To be done: Every line from the one that contains "Extract the structured" to the last line of the listing below should be quoted verbatim. Pictures are excluded.

Extracted records:
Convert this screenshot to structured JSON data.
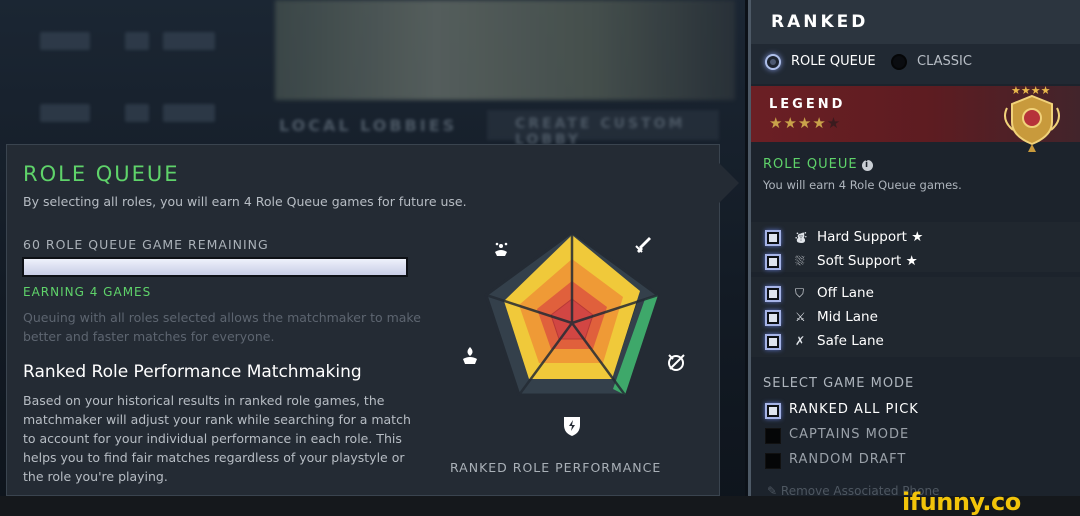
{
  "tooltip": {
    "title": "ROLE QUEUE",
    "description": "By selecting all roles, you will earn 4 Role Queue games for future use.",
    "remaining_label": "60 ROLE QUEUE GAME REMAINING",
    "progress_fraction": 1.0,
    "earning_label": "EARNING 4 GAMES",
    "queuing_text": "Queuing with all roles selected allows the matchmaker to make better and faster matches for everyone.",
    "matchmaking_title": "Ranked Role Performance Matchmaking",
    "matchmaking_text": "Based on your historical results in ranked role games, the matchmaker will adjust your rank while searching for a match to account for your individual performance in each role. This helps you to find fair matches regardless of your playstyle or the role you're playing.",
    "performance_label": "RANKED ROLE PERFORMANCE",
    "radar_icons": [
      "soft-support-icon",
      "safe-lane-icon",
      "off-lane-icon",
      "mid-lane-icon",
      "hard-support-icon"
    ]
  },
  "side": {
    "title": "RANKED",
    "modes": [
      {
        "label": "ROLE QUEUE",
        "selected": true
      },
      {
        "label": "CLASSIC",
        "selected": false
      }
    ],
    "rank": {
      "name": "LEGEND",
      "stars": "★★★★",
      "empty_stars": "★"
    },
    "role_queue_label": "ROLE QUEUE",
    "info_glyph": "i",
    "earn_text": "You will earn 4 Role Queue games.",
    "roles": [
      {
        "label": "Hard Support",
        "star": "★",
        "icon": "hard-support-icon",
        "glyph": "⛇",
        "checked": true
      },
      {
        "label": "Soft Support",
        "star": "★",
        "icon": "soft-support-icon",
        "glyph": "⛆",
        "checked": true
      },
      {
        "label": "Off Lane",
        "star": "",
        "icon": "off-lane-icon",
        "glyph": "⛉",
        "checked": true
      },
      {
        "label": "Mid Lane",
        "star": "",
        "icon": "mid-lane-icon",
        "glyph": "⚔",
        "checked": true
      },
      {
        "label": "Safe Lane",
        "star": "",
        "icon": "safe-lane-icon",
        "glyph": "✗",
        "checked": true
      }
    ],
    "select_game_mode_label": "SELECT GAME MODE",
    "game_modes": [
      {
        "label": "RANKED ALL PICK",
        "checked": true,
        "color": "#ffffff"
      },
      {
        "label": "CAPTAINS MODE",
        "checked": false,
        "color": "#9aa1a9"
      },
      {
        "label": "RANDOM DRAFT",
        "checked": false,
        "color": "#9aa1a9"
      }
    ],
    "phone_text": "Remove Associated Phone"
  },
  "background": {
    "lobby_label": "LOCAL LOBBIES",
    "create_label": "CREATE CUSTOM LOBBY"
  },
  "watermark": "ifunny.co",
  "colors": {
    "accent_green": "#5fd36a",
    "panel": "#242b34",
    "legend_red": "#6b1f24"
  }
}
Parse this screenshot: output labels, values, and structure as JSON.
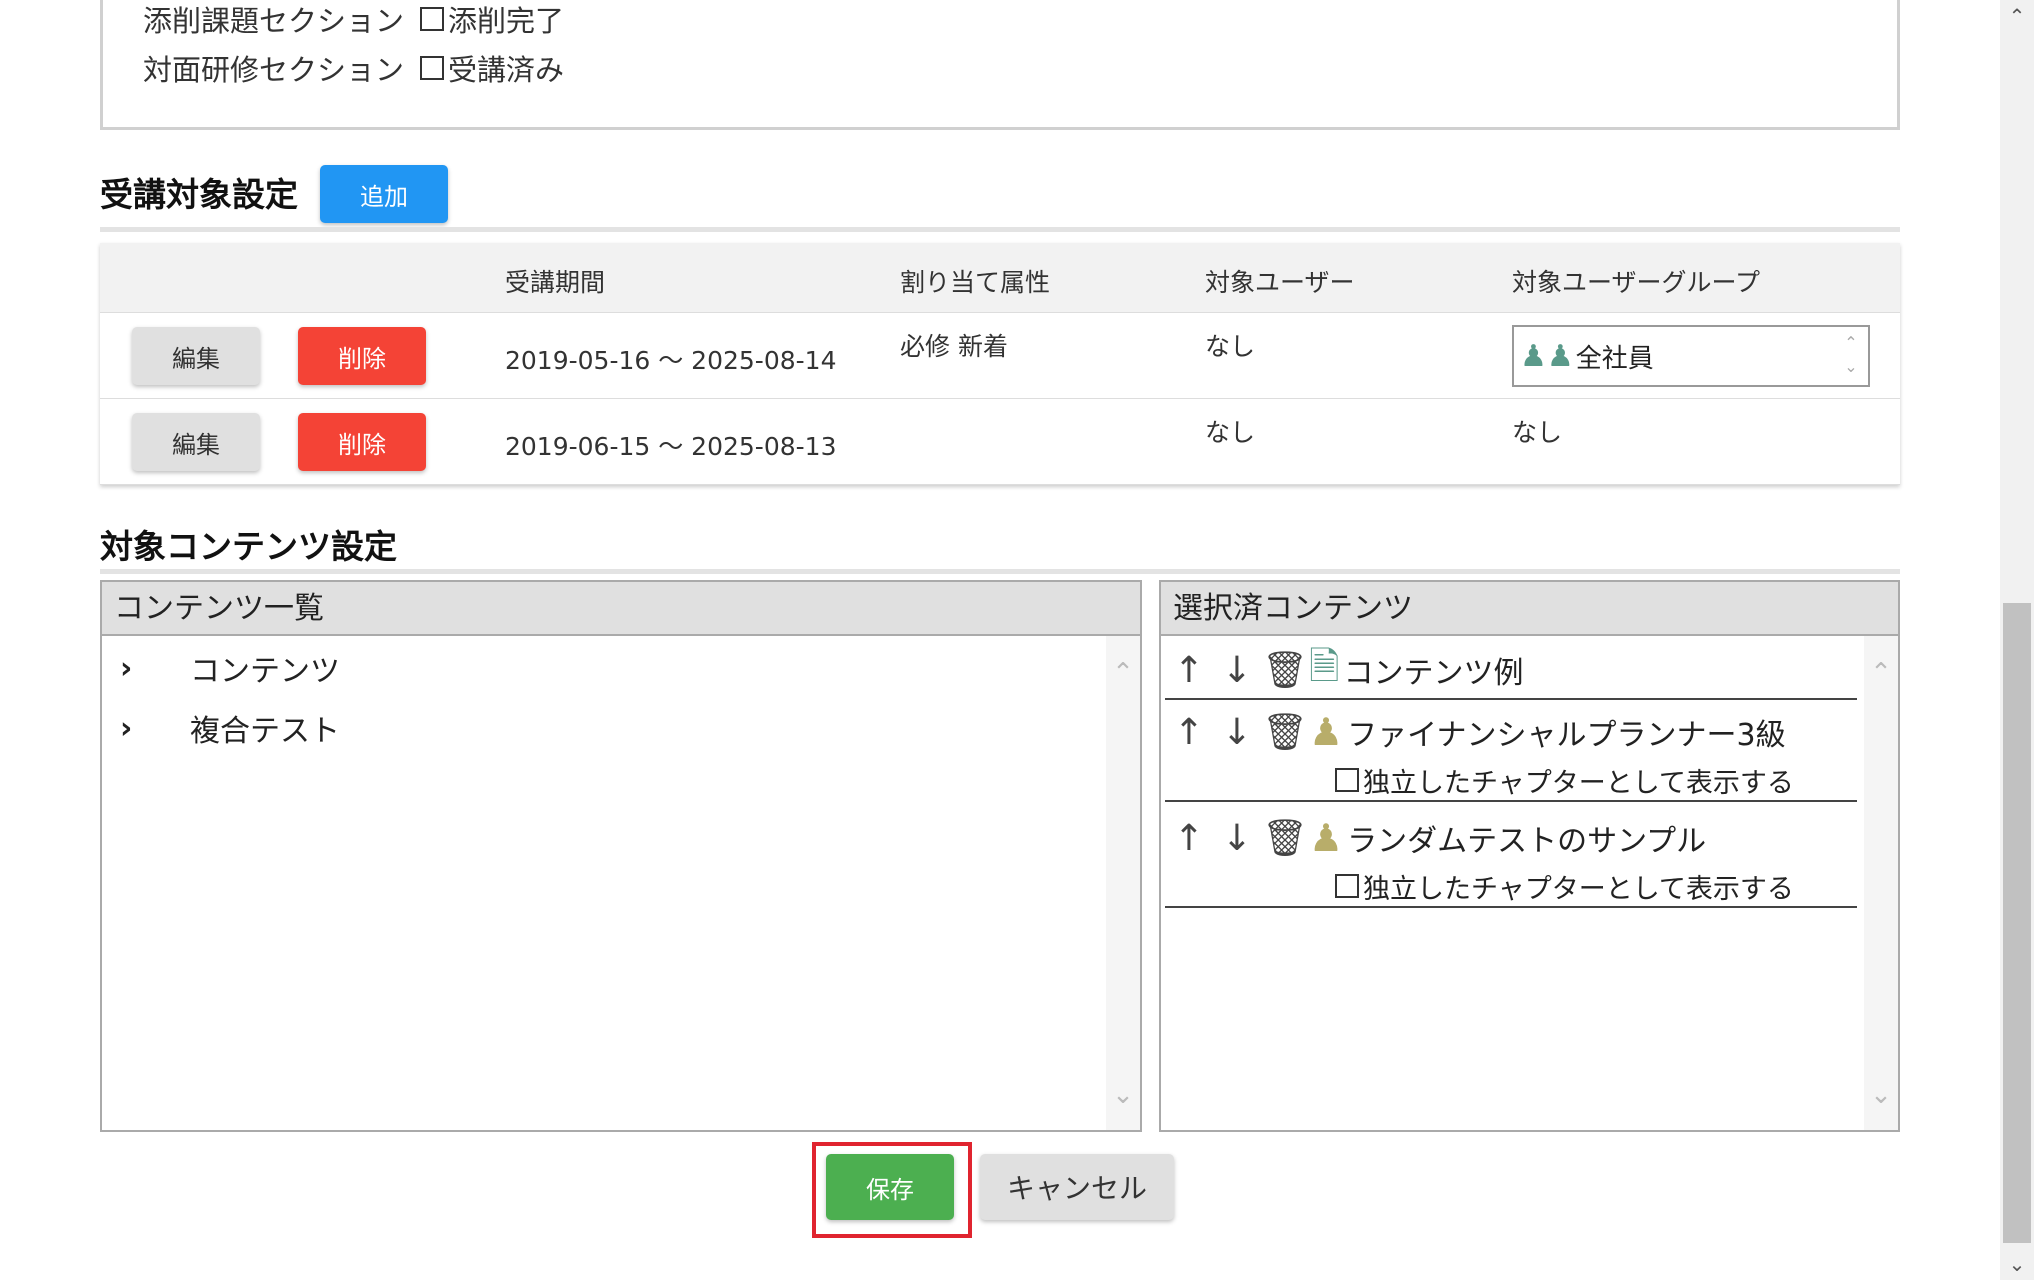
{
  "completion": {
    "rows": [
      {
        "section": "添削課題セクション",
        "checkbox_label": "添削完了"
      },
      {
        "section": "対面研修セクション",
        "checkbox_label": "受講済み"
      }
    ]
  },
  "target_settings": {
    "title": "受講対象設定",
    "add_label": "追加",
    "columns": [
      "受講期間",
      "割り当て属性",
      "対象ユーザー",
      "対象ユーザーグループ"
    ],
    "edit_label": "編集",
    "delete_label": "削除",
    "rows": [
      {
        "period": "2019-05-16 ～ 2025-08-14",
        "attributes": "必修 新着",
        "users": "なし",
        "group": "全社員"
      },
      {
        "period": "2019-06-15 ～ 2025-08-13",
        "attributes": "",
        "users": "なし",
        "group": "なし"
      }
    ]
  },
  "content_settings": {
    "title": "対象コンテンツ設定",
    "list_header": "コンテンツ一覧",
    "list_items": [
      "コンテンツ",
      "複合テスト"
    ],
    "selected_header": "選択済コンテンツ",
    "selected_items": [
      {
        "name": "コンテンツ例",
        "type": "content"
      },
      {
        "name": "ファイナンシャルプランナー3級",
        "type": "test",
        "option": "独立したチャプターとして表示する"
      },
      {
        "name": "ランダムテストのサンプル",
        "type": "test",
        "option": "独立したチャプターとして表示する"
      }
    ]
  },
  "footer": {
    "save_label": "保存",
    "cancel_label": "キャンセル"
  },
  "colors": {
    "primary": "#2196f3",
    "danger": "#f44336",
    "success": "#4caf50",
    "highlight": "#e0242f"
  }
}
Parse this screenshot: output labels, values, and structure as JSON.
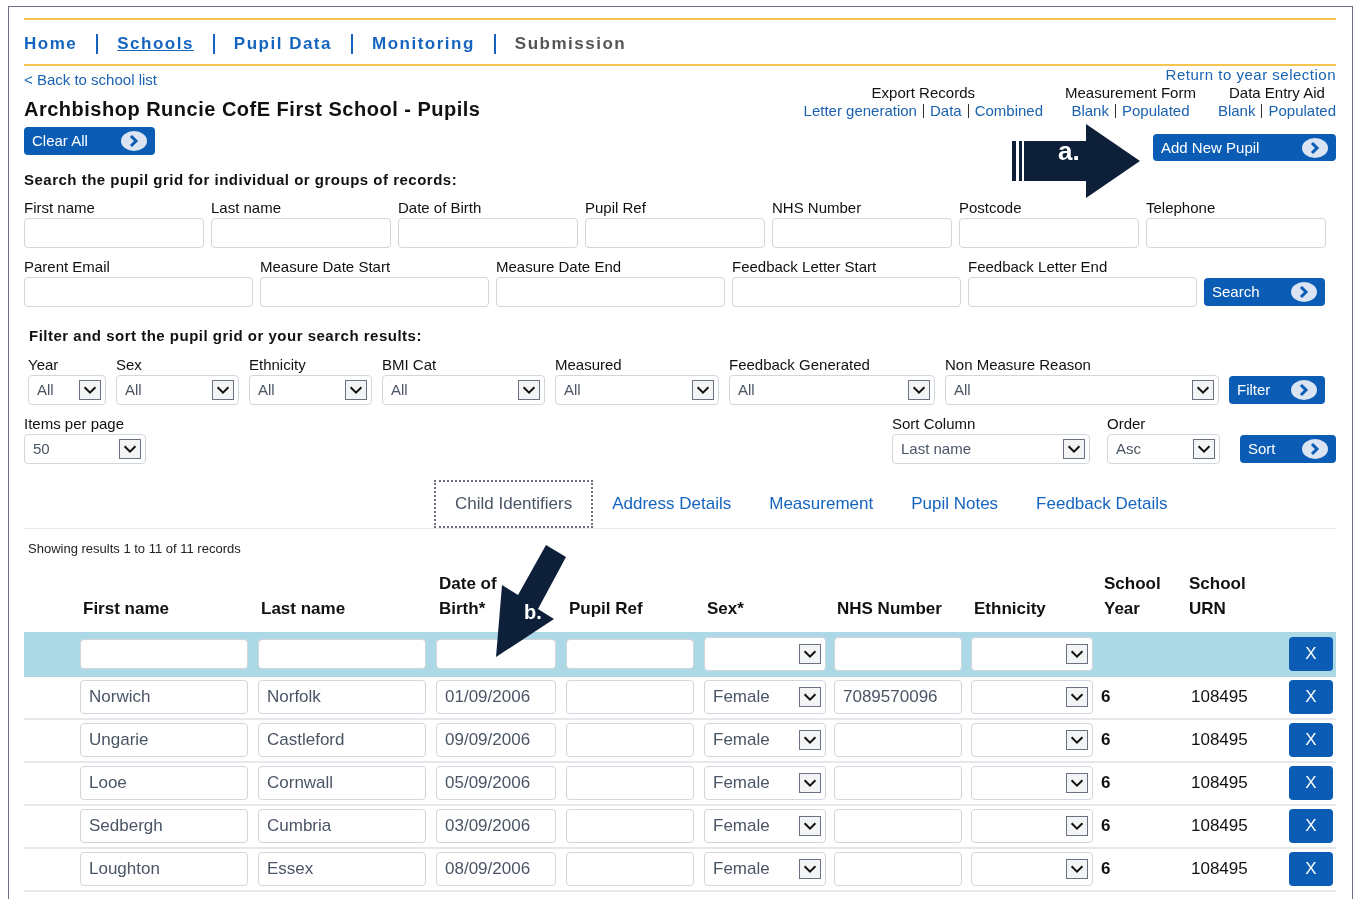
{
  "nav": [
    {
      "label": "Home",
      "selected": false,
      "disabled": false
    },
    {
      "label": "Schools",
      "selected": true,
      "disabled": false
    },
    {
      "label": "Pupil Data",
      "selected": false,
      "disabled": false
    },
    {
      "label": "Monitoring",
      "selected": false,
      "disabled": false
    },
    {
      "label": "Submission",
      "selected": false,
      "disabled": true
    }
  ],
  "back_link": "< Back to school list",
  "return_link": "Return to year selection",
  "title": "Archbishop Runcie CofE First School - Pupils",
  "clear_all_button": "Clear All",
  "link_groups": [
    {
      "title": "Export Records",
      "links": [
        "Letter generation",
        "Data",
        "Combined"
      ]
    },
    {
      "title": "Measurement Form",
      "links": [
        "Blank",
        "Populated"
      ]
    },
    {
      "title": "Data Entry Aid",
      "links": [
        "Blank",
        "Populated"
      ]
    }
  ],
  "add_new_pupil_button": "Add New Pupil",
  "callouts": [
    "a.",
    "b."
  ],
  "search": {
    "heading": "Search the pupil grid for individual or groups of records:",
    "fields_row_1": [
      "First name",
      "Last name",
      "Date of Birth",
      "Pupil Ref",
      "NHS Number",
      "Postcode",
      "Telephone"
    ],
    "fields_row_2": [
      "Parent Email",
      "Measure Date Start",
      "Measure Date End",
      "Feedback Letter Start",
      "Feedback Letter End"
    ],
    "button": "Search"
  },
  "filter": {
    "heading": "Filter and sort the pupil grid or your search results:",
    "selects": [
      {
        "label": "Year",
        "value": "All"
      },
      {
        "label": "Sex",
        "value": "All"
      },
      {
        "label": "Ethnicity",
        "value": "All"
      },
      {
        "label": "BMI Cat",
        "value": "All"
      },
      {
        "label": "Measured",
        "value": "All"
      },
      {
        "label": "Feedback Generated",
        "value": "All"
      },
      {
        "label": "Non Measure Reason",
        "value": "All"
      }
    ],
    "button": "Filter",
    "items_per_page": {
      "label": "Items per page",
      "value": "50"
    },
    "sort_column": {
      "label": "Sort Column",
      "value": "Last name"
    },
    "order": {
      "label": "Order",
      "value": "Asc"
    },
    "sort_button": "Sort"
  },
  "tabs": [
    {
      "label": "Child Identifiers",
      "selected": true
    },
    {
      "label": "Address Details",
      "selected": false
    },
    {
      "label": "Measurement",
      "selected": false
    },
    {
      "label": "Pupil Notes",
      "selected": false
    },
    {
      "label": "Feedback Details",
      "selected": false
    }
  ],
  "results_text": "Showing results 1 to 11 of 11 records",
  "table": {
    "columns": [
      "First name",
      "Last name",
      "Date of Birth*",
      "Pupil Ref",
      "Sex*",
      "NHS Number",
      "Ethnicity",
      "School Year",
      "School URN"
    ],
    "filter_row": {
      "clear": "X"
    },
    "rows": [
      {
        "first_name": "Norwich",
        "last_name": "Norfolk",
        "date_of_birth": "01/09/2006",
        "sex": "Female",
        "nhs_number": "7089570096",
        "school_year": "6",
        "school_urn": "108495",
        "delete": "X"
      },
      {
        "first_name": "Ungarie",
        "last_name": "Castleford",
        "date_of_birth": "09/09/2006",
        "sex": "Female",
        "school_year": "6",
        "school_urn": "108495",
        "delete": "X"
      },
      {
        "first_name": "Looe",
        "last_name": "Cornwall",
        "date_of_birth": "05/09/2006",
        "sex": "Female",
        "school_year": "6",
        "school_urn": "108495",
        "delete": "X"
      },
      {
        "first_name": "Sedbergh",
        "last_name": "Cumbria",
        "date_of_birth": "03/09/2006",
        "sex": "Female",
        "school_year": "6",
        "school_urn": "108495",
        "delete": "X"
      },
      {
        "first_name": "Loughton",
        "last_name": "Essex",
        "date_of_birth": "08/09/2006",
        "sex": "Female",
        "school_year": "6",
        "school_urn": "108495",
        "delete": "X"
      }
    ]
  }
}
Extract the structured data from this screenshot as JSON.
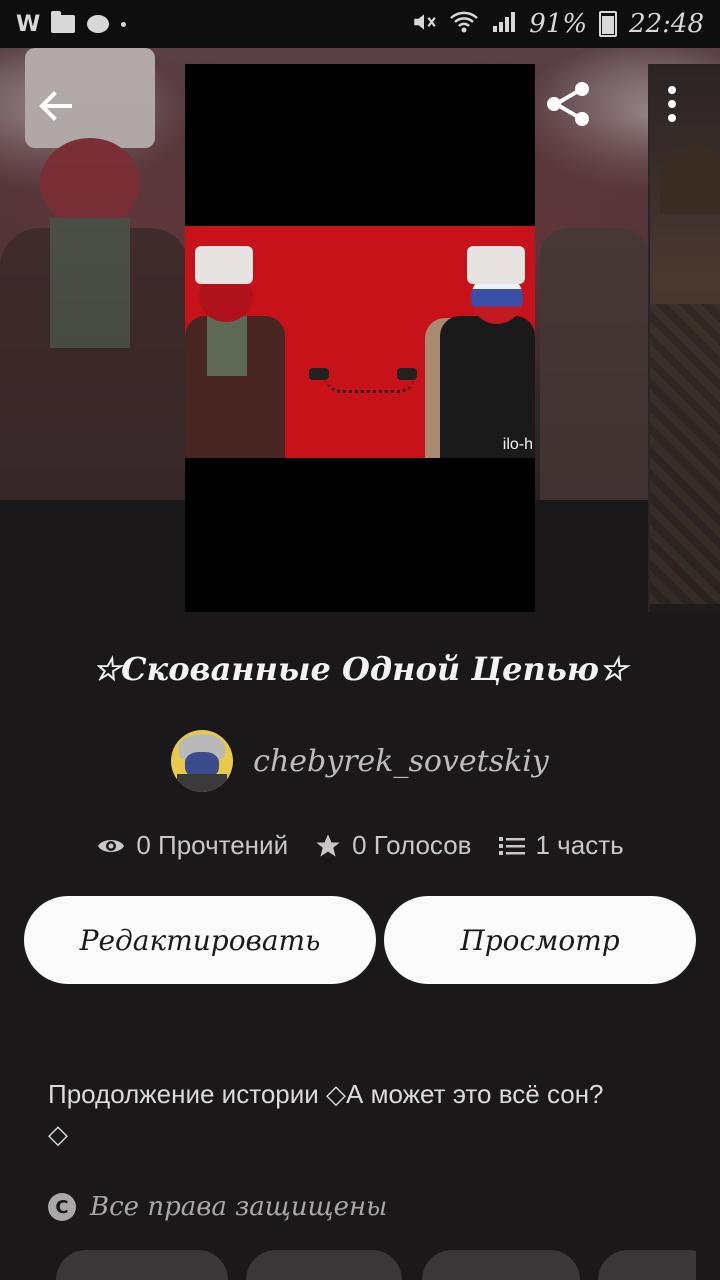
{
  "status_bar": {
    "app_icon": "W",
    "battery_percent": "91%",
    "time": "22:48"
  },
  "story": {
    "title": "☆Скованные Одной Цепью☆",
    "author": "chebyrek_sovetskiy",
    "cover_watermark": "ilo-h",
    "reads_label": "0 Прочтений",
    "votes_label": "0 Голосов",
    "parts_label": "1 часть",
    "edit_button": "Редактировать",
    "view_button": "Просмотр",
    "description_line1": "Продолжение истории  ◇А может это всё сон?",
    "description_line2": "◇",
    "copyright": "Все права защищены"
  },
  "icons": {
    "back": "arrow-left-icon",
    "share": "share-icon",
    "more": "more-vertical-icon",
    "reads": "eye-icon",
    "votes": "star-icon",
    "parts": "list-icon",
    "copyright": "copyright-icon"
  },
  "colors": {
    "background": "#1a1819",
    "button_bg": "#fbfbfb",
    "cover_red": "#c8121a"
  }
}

Result below:
Extract the structured data from this screenshot as JSON.
{
  "status_bar": {
    "app_icon": "W",
    "battery_percent": "91%",
    "time": "22:48"
  },
  "story": {
    "title": "☆Скованные Одной Цепью☆",
    "author": "chebyrek_sovetskiy",
    "cover_watermark": "ilo-h",
    "reads_label": "0 Прочтений",
    "votes_label": "0 Голосов",
    "parts_label": "1 часть",
    "edit_button": "Редактировать",
    "view_button": "Просмотр",
    "description_line1": "Продолжение истории  ◇А может это всё сон?",
    "description_line2": "◇",
    "copyright": "Все права защищены"
  },
  "icons": {
    "back": "arrow-left-icon",
    "share": "share-icon",
    "more": "more-vertical-icon",
    "reads": "eye-icon",
    "votes": "star-icon",
    "parts": "list-icon",
    "copyright": "copyright-icon"
  },
  "colors": {
    "background": "#1a1819",
    "button_bg": "#fbfbfb",
    "cover_red": "#c8121a"
  }
}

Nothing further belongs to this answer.